##### Text segment #####
As of December 31, 2025, Humana held $4.2 billion in cash and cash equivalents, up from $2.221 billion at year-end 2024. Total investment securities (current and long-term) were $16.196 billion in fair value, a decrease from $18.635 billion in 2024. Total debt increased to $12.369 billion from $11.144 billion, driven by $1.481 billion in new senior notes issuance, partially offset by $948 million in repayments and $256 million in net repurchases of senior notes. Stockholders' equity rose to $17.657 billion from $16.375 billion, supported by net income and other comprehensive income.
Purchase obligations total $1.2 billion in 2026, $953 million in 2027, $595 million in 2028, $298 million in 2029, and $273 million in 2030. These primarily relate to information technology services and real estate improvements. Additionally, Humana has entered into a strategic partnership with WCAS involving put and call options for primary care clinics, with potential purchase prices ranging from $1.0 billion to $1.5 billion for the first two cohorts in 2026, and $3.0 billion to $5.0 billion for all existing cohorts from 2026 to 2034. The fair value of the put option liability is $1.4 billion and the call option asset is $13 million as of December 31, 2025.
During 2025, Humana repurchased 0.4 million shares for $100 million in open market transactions. The remaining repurchase authorization was $2.7 billion as of February 18, 2026. Dividends totaled $426 million for the year, with a quarterly dividend of $0.885 per share. Capital expenditures were $546 million, representing 0.4% of total revenues. The company issued $1.481 billion in senior notes and repaid $256 million net of notes repurchased. Ordinary dividends from regulated subsidiaries to the parent company are expected to be approximately $1.1 billion in 2026.
##### Supplied material #####
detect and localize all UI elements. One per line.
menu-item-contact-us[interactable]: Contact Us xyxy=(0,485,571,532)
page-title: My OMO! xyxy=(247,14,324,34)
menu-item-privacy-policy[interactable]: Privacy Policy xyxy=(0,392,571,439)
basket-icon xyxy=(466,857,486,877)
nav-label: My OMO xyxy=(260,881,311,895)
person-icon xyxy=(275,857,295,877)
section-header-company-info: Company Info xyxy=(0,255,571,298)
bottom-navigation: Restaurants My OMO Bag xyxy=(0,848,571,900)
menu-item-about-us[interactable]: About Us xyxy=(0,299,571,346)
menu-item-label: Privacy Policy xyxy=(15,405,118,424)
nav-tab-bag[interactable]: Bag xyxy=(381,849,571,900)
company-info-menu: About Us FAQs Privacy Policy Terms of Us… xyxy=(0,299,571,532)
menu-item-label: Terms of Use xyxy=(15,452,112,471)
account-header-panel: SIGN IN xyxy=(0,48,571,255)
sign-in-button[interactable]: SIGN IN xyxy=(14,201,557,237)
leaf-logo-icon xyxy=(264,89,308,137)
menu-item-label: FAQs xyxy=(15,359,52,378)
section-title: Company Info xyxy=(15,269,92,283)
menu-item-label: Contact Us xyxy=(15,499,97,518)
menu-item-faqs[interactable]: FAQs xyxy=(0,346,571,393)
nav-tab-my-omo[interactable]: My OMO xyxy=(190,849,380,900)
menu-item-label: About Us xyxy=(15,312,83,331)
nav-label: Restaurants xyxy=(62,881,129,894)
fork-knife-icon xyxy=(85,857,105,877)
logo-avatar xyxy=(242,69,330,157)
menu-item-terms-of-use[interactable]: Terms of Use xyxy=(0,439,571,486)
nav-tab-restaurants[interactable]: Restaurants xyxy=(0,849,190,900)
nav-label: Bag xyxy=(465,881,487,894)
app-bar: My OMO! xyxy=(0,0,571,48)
#####
• [Work to complete]:
1 > From the Humana financial summary, list each year's purchase obligation amount.
2 > Duplicate the passage of the Humana financial summary from "During 2025, Humana" to "billion in 2026.".
3 > What quarterly dividend per share does the Humana financial summary report?
The records have no role in this work.

• [Solutions to each task]:
1 >
2026: $1.2 billion
2027: $953 million
2028: $595 million
2029: $298 million
2030: $273 million

2 >
During 2025, Humana repurchased 0.4 million shares for $100 million in open market transactions. The remaining repurchase authorization was $2.7 billion as of February 18, 2026. Dividends totaled $426 million for the year, with a quarterly dividend of $0.885 per share. Capital expenditures were $546 million, representing 0.4% of total revenues. The company issued $1.481 billion in senior notes and repaid $256 million net of notes repurchased. Ordinary dividends from regulated subsidiaries to the parent company are expected to be approximately $1.1 billion in 2026.

3 > $0.885 per share.